Stored data:
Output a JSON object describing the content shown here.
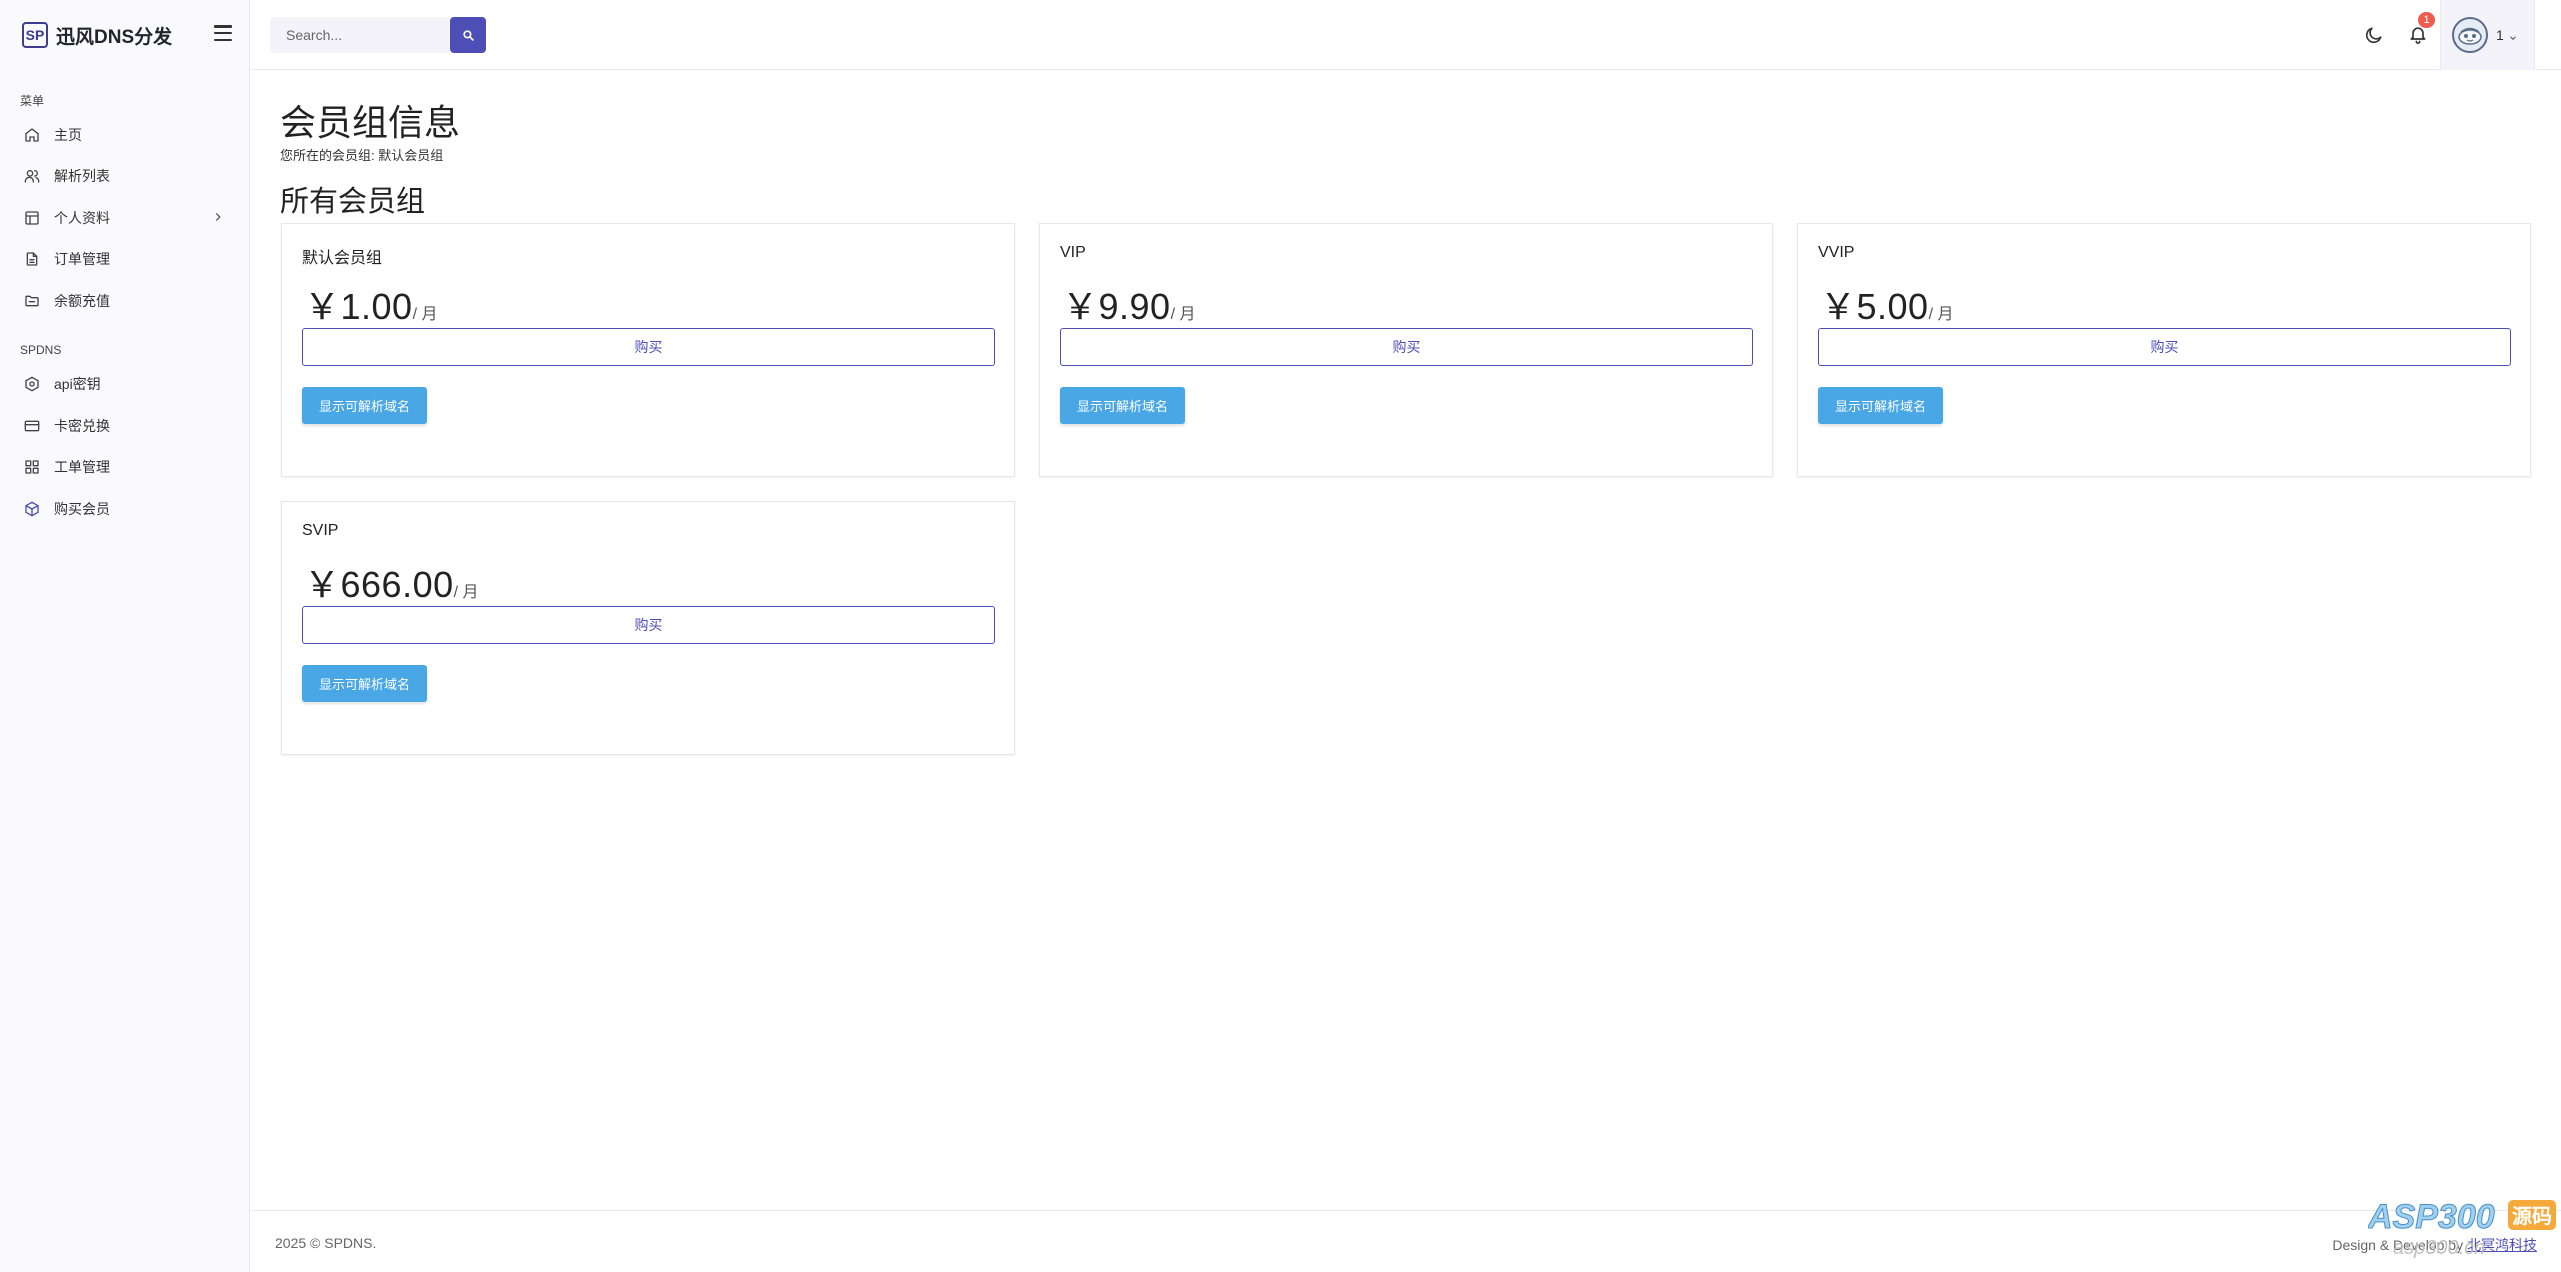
{
  "brand": {
    "logo": "SP",
    "name": "迅风DNS分发"
  },
  "search": {
    "placeholder": "Search..."
  },
  "menu": {
    "section1": "菜单",
    "section2": "SPDNS",
    "items1": [
      {
        "label": "主页",
        "icon": "home-icon"
      },
      {
        "label": "解析列表",
        "icon": "users-icon"
      },
      {
        "label": "个人资料",
        "icon": "layout-icon"
      },
      {
        "label": "订单管理",
        "icon": "file-icon"
      },
      {
        "label": "余额充值",
        "icon": "folder-icon"
      }
    ],
    "items2": [
      {
        "label": "api密钥",
        "icon": "hexagon-icon"
      },
      {
        "label": "卡密兑换",
        "icon": "credit-card-icon"
      },
      {
        "label": "工单管理",
        "icon": "grid-icon"
      },
      {
        "label": "购买会员",
        "icon": "box-icon"
      }
    ]
  },
  "topbar": {
    "notification_count": "1",
    "user_name": "1"
  },
  "page": {
    "title": "会员组信息",
    "current_group": "您所在的会员组: 默认会员组",
    "section_title": "所有会员组"
  },
  "groups": [
    {
      "name": "默认会员组",
      "price": "￥1.00",
      "per": "/ 月",
      "buy": "购买",
      "show": "显示可解析域名"
    },
    {
      "name": "VIP",
      "price": "￥9.90",
      "per": "/ 月",
      "buy": "购买",
      "show": "显示可解析域名"
    },
    {
      "name": "VVIP",
      "price": "￥5.00",
      "per": "/ 月",
      "buy": "购买",
      "show": "显示可解析域名"
    },
    {
      "name": "SVIP",
      "price": "￥666.00",
      "per": "/ 月",
      "buy": "购买",
      "show": "显示可解析域名"
    }
  ],
  "footer": {
    "left": "2025 © SPDNS.",
    "right_prefix": "Design & Develop by ",
    "right_link": "北冥鸿科技"
  },
  "watermark": {
    "text": "ASP300",
    "badge": "源码",
    "sub": "asp300.cn"
  },
  "colors": {
    "accent": "#4e4fb6",
    "info": "#4aa7e6",
    "badge": "#f15a4c"
  }
}
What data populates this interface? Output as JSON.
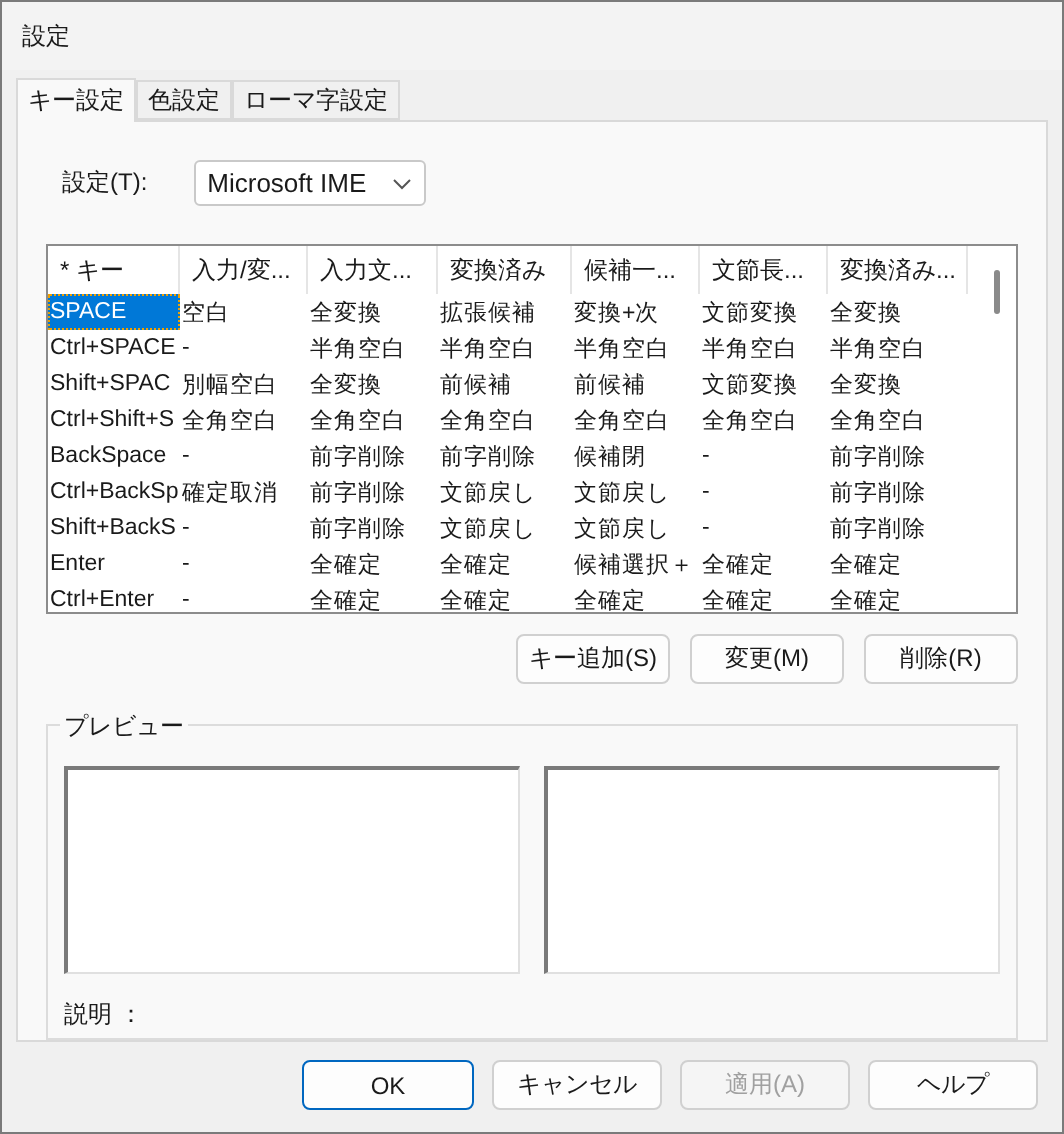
{
  "window": {
    "title": "設定"
  },
  "tabs": [
    {
      "label": "キー設定",
      "selected": true
    },
    {
      "label": "色設定",
      "selected": false
    },
    {
      "label": "ローマ字設定",
      "selected": false
    }
  ],
  "setting": {
    "label": "設定(T):",
    "value": "Microsoft IME"
  },
  "table": {
    "columns": [
      "* キー",
      "入力/変...",
      "入力文...",
      "変換済み",
      "候補一...",
      "文節長...",
      "変換済み..."
    ],
    "rows": [
      {
        "selected": true,
        "cells": [
          "SPACE",
          "空白",
          "全変換",
          "拡張候補",
          "変換+次",
          "文節変換",
          "全変換"
        ]
      },
      {
        "selected": false,
        "cells": [
          "Ctrl+SPACE",
          "-",
          "半角空白",
          "半角空白",
          "半角空白",
          "半角空白",
          "半角空白"
        ]
      },
      {
        "selected": false,
        "cells": [
          "Shift+SPAC",
          "別幅空白",
          "全変換",
          "前候補",
          "前候補",
          "文節変換",
          "全変換"
        ]
      },
      {
        "selected": false,
        "cells": [
          "Ctrl+Shift+S",
          "全角空白",
          "全角空白",
          "全角空白",
          "全角空白",
          "全角空白",
          "全角空白"
        ]
      },
      {
        "selected": false,
        "cells": [
          "BackSpace",
          "-",
          "前字削除",
          "前字削除",
          "候補閉",
          "-",
          "前字削除"
        ]
      },
      {
        "selected": false,
        "cells": [
          "Ctrl+BackSp",
          "確定取消",
          "前字削除",
          "文節戻し",
          "文節戻し",
          "-",
          "前字削除"
        ]
      },
      {
        "selected": false,
        "cells": [
          "Shift+BackS",
          "-",
          "前字削除",
          "文節戻し",
          "文節戻し",
          "-",
          "前字削除"
        ]
      },
      {
        "selected": false,
        "cells": [
          "Enter",
          "-",
          "全確定",
          "全確定",
          "候補選択＋",
          "全確定",
          "全確定"
        ]
      },
      {
        "selected": false,
        "cells": [
          "Ctrl+Enter",
          "-",
          "全確定",
          "全確定",
          "全確定",
          "全確定",
          "全確定"
        ]
      }
    ]
  },
  "table_buttons": [
    "キー追加(S)",
    "変更(M)",
    "削除(R)"
  ],
  "preview": {
    "title": "プレビュー",
    "description_label": "説明 ："
  },
  "buttons": [
    {
      "label": "OK",
      "kind": "default",
      "disabled": false
    },
    {
      "label": "キャンセル",
      "kind": "normal",
      "disabled": false
    },
    {
      "label": "適用(A)",
      "kind": "normal",
      "disabled": true
    },
    {
      "label": "ヘルプ",
      "kind": "normal",
      "disabled": false
    }
  ]
}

* [GOAL]:
Extract the full listing exactly, with the pictures left out.

* [SOLUTION TO THIS TASK]:
Output a JSON object describing the content shown here.
{
  "brand": {
    "logo": "SP",
    "name": "迅风DNS分发"
  },
  "search": {
    "placeholder": "Search..."
  },
  "menu": {
    "section1": "菜单",
    "section2": "SPDNS",
    "items1": [
      {
        "label": "主页",
        "icon": "home-icon"
      },
      {
        "label": "解析列表",
        "icon": "users-icon"
      },
      {
        "label": "个人资料",
        "icon": "layout-icon"
      },
      {
        "label": "订单管理",
        "icon": "file-icon"
      },
      {
        "label": "余额充值",
        "icon": "folder-icon"
      }
    ],
    "items2": [
      {
        "label": "api密钥",
        "icon": "hexagon-icon"
      },
      {
        "label": "卡密兑换",
        "icon": "credit-card-icon"
      },
      {
        "label": "工单管理",
        "icon": "grid-icon"
      },
      {
        "label": "购买会员",
        "icon": "box-icon"
      }
    ]
  },
  "topbar": {
    "notification_count": "1",
    "user_name": "1"
  },
  "page": {
    "title": "会员组信息",
    "current_group": "您所在的会员组: 默认会员组",
    "section_title": "所有会员组"
  },
  "groups": [
    {
      "name": "默认会员组",
      "price": "￥1.00",
      "per": "/ 月",
      "buy": "购买",
      "show": "显示可解析域名"
    },
    {
      "name": "VIP",
      "price": "￥9.90",
      "per": "/ 月",
      "buy": "购买",
      "show": "显示可解析域名"
    },
    {
      "name": "VVIP",
      "price": "￥5.00",
      "per": "/ 月",
      "buy": "购买",
      "show": "显示可解析域名"
    },
    {
      "name": "SVIP",
      "price": "￥666.00",
      "per": "/ 月",
      "buy": "购买",
      "show": "显示可解析域名"
    }
  ],
  "footer": {
    "left": "2025 © SPDNS.",
    "right_prefix": "Design & Develop by ",
    "right_link": "北冥鸿科技"
  },
  "watermark": {
    "text": "ASP300",
    "badge": "源码",
    "sub": "asp300.cn"
  },
  "colors": {
    "accent": "#4e4fb6",
    "info": "#4aa7e6",
    "badge": "#f15a4c"
  }
}
What data populates this interface? Output as JSON.
{
  "window": {
    "title": "設定"
  },
  "tabs": [
    {
      "label": "キー設定",
      "selected": true
    },
    {
      "label": "色設定",
      "selected": false
    },
    {
      "label": "ローマ字設定",
      "selected": false
    }
  ],
  "setting": {
    "label": "設定(T):",
    "value": "Microsoft IME"
  },
  "table": {
    "columns": [
      "* キー",
      "入力/変...",
      "入力文...",
      "変換済み",
      "候補一...",
      "文節長...",
      "変換済み..."
    ],
    "rows": [
      {
        "selected": true,
        "cells": [
          "SPACE",
          "空白",
          "全変換",
          "拡張候補",
          "変換+次",
          "文節変換",
          "全変換"
        ]
      },
      {
        "selected": false,
        "cells": [
          "Ctrl+SPACE",
          "-",
          "半角空白",
          "半角空白",
          "半角空白",
          "半角空白",
          "半角空白"
        ]
      },
      {
        "selected": false,
        "cells": [
          "Shift+SPAC",
          "別幅空白",
          "全変換",
          "前候補",
          "前候補",
          "文節変換",
          "全変換"
        ]
      },
      {
        "selected": false,
        "cells": [
          "Ctrl+Shift+S",
          "全角空白",
          "全角空白",
          "全角空白",
          "全角空白",
          "全角空白",
          "全角空白"
        ]
      },
      {
        "selected": false,
        "cells": [
          "BackSpace",
          "-",
          "前字削除",
          "前字削除",
          "候補閉",
          "-",
          "前字削除"
        ]
      },
      {
        "selected": false,
        "cells": [
          "Ctrl+BackSp",
          "確定取消",
          "前字削除",
          "文節戻し",
          "文節戻し",
          "-",
          "前字削除"
        ]
      },
      {
        "selected": false,
        "cells": [
          "Shift+BackS",
          "-",
          "前字削除",
          "文節戻し",
          "文節戻し",
          "-",
          "前字削除"
        ]
      },
      {
        "selected": false,
        "cells": [
          "Enter",
          "-",
          "全確定",
          "全確定",
          "候補選択＋",
          "全確定",
          "全確定"
        ]
      },
      {
        "selected": false,
        "cells": [
          "Ctrl+Enter",
          "-",
          "全確定",
          "全確定",
          "全確定",
          "全確定",
          "全確定"
        ]
      }
    ]
  },
  "table_buttons": [
    "キー追加(S)",
    "変更(M)",
    "削除(R)"
  ],
  "preview": {
    "title": "プレビュー",
    "description_label": "説明 ："
  },
  "buttons": [
    {
      "label": "OK",
      "kind": "default",
      "disabled": false
    },
    {
      "label": "キャンセル",
      "kind": "normal",
      "disabled": false
    },
    {
      "label": "適用(A)",
      "kind": "normal",
      "disabled": true
    },
    {
      "label": "ヘルプ",
      "kind": "normal",
      "disabled": false
    }
  ]
}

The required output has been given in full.